TASK REQUIREMENTS ->
Copy the entries verbatim, from the start of the entries through the line that contains "cell-value: 3 — [568, 42, 618, 114]", including both ends.

════════════════════

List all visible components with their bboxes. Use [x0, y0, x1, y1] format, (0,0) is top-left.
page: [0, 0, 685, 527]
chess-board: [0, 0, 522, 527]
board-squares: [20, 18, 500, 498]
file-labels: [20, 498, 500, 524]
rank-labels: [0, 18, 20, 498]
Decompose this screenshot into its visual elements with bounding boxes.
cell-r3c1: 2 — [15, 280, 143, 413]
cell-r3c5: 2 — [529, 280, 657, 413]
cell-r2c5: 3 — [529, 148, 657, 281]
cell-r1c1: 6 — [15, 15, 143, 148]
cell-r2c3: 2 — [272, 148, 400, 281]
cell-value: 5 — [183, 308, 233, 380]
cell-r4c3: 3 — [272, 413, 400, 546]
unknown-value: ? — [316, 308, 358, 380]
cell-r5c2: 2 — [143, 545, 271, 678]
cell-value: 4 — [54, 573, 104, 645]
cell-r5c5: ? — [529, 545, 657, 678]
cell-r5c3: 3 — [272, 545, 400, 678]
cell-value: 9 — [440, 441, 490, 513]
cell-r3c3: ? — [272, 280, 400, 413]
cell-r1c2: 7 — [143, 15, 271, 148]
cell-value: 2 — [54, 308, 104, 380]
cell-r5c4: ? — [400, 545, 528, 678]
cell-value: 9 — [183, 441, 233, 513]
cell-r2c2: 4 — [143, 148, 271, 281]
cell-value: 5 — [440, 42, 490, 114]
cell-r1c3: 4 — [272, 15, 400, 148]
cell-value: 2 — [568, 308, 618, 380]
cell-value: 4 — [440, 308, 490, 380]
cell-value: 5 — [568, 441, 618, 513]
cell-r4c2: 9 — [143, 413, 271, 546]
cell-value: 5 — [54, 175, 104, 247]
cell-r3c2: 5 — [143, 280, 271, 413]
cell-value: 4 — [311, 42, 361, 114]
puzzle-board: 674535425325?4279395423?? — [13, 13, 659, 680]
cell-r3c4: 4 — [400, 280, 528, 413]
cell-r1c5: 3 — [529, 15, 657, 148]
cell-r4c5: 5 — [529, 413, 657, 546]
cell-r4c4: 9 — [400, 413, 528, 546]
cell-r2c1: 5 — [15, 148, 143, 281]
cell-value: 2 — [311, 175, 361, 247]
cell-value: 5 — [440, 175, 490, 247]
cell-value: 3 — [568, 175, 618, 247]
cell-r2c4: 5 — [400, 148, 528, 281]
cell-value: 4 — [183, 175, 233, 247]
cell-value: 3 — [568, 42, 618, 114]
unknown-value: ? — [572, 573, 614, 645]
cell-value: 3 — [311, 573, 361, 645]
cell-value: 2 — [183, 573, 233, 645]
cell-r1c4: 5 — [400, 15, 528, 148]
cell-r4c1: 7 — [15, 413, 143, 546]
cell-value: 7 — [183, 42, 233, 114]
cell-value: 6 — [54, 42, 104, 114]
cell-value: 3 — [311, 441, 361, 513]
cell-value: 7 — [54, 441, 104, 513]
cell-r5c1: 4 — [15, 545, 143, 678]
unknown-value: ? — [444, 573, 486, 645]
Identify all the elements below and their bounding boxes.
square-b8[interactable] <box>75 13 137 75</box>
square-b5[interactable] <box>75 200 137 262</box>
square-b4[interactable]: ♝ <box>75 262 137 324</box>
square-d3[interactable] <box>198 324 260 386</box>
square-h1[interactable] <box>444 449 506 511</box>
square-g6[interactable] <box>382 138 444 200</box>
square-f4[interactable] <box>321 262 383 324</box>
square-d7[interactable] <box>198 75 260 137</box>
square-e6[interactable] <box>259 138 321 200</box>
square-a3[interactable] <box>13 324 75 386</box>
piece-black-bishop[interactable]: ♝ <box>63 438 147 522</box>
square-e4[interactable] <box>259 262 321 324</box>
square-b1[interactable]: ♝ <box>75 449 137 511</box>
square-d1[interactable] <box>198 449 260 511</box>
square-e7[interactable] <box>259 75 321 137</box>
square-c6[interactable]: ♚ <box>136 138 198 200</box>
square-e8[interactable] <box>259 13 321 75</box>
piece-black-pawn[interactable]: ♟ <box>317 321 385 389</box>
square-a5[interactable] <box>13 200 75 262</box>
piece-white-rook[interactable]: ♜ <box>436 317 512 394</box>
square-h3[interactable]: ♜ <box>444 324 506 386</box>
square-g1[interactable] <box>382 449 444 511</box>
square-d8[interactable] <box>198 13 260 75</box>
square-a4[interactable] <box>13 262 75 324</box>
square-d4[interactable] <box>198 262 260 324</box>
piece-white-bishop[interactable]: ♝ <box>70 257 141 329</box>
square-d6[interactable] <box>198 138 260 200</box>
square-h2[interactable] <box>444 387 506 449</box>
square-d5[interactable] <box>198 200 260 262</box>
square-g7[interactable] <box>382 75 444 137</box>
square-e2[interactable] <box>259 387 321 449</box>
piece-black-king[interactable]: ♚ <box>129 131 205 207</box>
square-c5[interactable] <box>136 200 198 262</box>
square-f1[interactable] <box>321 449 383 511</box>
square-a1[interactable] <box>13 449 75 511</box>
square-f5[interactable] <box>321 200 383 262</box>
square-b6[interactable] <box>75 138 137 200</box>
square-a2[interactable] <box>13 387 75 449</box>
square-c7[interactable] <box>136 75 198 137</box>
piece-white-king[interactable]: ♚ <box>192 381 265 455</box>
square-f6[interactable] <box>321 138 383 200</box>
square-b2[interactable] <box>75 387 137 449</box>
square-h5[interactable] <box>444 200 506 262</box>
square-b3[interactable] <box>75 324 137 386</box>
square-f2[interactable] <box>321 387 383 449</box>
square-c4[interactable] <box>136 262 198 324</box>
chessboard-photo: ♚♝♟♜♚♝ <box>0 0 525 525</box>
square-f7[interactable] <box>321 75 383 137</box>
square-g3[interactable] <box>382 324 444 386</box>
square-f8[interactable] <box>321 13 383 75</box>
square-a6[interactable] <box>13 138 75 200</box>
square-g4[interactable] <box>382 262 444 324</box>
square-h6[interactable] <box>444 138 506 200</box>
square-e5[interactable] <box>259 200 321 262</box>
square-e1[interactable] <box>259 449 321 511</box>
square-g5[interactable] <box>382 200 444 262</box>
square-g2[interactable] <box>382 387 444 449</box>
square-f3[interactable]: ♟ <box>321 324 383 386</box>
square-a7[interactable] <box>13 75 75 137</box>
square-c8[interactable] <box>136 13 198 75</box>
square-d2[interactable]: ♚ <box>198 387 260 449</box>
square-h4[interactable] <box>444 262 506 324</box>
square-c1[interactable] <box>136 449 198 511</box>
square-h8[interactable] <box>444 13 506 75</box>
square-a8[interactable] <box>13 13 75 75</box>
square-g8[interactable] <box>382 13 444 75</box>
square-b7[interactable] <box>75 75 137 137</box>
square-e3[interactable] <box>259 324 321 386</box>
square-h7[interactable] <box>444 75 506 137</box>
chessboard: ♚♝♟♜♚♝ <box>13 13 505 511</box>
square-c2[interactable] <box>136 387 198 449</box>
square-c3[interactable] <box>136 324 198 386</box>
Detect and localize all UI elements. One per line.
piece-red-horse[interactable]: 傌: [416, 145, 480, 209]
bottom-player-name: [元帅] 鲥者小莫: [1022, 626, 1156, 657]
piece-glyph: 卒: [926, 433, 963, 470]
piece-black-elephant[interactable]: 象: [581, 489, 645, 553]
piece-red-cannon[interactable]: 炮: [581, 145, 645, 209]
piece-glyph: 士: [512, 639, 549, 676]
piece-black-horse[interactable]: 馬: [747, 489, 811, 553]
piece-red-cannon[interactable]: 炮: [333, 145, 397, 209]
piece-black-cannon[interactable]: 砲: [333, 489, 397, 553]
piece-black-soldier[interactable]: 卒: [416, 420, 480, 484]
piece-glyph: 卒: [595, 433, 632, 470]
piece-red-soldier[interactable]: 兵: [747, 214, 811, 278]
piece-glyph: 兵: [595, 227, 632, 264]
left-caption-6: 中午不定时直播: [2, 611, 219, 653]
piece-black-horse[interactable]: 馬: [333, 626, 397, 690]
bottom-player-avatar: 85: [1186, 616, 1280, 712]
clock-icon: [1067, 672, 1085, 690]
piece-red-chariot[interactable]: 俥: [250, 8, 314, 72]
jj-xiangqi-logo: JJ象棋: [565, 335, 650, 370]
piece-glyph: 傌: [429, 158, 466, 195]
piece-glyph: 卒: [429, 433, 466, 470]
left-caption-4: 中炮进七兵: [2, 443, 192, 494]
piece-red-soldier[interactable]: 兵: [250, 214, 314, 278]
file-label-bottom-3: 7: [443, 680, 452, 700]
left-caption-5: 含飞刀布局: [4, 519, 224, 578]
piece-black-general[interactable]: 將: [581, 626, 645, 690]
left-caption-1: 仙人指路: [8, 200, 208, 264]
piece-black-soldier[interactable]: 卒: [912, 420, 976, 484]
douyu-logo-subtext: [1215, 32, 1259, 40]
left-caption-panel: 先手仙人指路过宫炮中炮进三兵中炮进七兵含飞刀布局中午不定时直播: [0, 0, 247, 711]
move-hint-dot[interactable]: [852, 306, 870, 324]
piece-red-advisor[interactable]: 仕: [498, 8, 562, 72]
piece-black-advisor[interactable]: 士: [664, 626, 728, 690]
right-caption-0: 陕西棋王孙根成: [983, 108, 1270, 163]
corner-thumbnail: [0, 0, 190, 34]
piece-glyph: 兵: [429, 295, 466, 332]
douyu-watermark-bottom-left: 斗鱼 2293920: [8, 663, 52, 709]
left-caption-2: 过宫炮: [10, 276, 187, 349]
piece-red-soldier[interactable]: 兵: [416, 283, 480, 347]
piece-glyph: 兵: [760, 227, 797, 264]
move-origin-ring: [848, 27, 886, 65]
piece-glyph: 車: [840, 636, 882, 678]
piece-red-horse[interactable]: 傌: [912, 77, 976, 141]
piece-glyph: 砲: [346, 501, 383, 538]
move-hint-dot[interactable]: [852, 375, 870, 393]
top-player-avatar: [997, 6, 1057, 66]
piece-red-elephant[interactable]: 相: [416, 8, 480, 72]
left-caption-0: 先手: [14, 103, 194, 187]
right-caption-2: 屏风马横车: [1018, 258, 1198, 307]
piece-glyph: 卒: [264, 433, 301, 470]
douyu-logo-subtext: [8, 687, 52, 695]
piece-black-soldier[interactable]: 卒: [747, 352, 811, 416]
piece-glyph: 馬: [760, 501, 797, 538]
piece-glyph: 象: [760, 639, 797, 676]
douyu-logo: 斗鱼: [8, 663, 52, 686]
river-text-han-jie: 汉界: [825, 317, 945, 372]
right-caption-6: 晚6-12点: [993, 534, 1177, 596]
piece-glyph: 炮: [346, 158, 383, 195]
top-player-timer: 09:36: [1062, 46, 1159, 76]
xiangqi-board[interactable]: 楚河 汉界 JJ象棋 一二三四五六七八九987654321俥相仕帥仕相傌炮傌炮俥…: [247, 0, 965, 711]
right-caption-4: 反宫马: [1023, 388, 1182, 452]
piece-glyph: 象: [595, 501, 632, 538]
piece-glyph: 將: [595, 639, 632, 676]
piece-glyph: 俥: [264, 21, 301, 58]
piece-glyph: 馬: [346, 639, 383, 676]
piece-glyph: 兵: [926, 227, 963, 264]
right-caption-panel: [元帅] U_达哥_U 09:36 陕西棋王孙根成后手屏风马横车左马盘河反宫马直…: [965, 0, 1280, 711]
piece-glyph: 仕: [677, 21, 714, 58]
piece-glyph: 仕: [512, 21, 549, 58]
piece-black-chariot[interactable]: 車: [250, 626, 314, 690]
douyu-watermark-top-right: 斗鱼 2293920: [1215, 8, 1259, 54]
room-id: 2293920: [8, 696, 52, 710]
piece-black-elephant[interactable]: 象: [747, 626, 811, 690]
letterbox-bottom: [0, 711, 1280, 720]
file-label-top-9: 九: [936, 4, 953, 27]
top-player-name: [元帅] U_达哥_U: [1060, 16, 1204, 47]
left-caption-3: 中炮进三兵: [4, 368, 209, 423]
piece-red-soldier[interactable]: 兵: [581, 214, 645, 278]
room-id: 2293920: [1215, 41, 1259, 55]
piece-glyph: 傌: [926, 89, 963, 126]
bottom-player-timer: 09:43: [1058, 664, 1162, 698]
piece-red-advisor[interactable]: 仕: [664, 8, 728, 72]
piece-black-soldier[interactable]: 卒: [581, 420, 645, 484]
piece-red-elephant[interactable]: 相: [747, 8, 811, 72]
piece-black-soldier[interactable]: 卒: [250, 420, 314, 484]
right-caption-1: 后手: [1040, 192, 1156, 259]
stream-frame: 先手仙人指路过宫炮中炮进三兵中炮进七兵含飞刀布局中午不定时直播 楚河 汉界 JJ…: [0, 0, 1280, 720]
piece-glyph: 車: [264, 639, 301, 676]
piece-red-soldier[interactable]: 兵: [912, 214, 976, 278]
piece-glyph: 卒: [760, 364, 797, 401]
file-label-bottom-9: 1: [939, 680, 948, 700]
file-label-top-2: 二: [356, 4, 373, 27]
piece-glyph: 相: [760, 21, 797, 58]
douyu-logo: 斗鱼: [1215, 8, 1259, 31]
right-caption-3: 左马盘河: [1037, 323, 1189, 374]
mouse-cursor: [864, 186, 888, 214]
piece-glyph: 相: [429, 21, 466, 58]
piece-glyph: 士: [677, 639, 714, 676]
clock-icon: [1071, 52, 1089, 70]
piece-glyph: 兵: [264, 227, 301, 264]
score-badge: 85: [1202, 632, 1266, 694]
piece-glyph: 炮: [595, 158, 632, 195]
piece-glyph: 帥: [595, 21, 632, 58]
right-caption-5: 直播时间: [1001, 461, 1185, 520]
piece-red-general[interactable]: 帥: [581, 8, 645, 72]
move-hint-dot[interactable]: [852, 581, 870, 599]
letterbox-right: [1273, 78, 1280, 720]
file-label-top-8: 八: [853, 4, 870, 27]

════════════════════

EXERCISE RESPONSE ->
List all visible components with their bboxes. Use [x0, y0, x1, y1] format, (0,0) is top-left.
page: [0, 0, 685, 527]
chess-board: [0, 0, 522, 527]
board-squares: [20, 18, 500, 498]
file-labels: [20, 498, 500, 524]
rank-labels: [0, 18, 20, 498]
Decompose this screenshot into its visual elements with bounding boxes.
cell-r3c1: 2 — [15, 280, 143, 413]
cell-r3c5: 2 — [529, 280, 657, 413]
cell-r2c5: 3 — [529, 148, 657, 281]
cell-r1c1: 6 — [15, 15, 143, 148]
cell-r2c3: 2 — [272, 148, 400, 281]
cell-value: 5 — [183, 308, 233, 380]
cell-r4c3: 3 — [272, 413, 400, 546]
unknown-value: ? — [316, 308, 358, 380]
cell-r5c2: 2 — [143, 545, 271, 678]
cell-value: 4 — [54, 573, 104, 645]
cell-r5c5: ? — [529, 545, 657, 678]
cell-r5c3: 3 — [272, 545, 400, 678]
cell-value: 9 — [440, 441, 490, 513]
cell-r3c3: ? — [272, 280, 400, 413]
cell-r1c2: 7 — [143, 15, 271, 148]
cell-value: 2 — [54, 308, 104, 380]
cell-r5c4: ? — [400, 545, 528, 678]
cell-value: 9 — [183, 441, 233, 513]
cell-r2c2: 4 — [143, 148, 271, 281]
cell-value: 5 — [440, 42, 490, 114]
cell-r1c3: 4 — [272, 15, 400, 148]
cell-value: 2 — [568, 308, 618, 380]
cell-value: 4 — [440, 308, 490, 380]
cell-value: 5 — [568, 441, 618, 513]
cell-r4c2: 9 — [143, 413, 271, 546]
cell-value: 5 — [54, 175, 104, 247]
cell-r3c2: 5 — [143, 280, 271, 413]
cell-value: 4 — [311, 42, 361, 114]
puzzle-board: 674535425325?4279395423?? — [13, 13, 659, 680]
cell-r3c4: 4 — [400, 280, 528, 413]
cell-r1c5: 3 — [529, 15, 657, 148]
cell-r4c5: 5 — [529, 413, 657, 546]
cell-r4c4: 9 — [400, 413, 528, 546]
cell-r2c1: 5 — [15, 148, 143, 281]
cell-value: 2 — [311, 175, 361, 247]
cell-value: 5 — [440, 175, 490, 247]
cell-value: 3 — [568, 175, 618, 247]
cell-r2c4: 5 — [400, 148, 528, 281]
cell-value: 4 — [183, 175, 233, 247]
cell-value: 3 — [568, 42, 618, 114]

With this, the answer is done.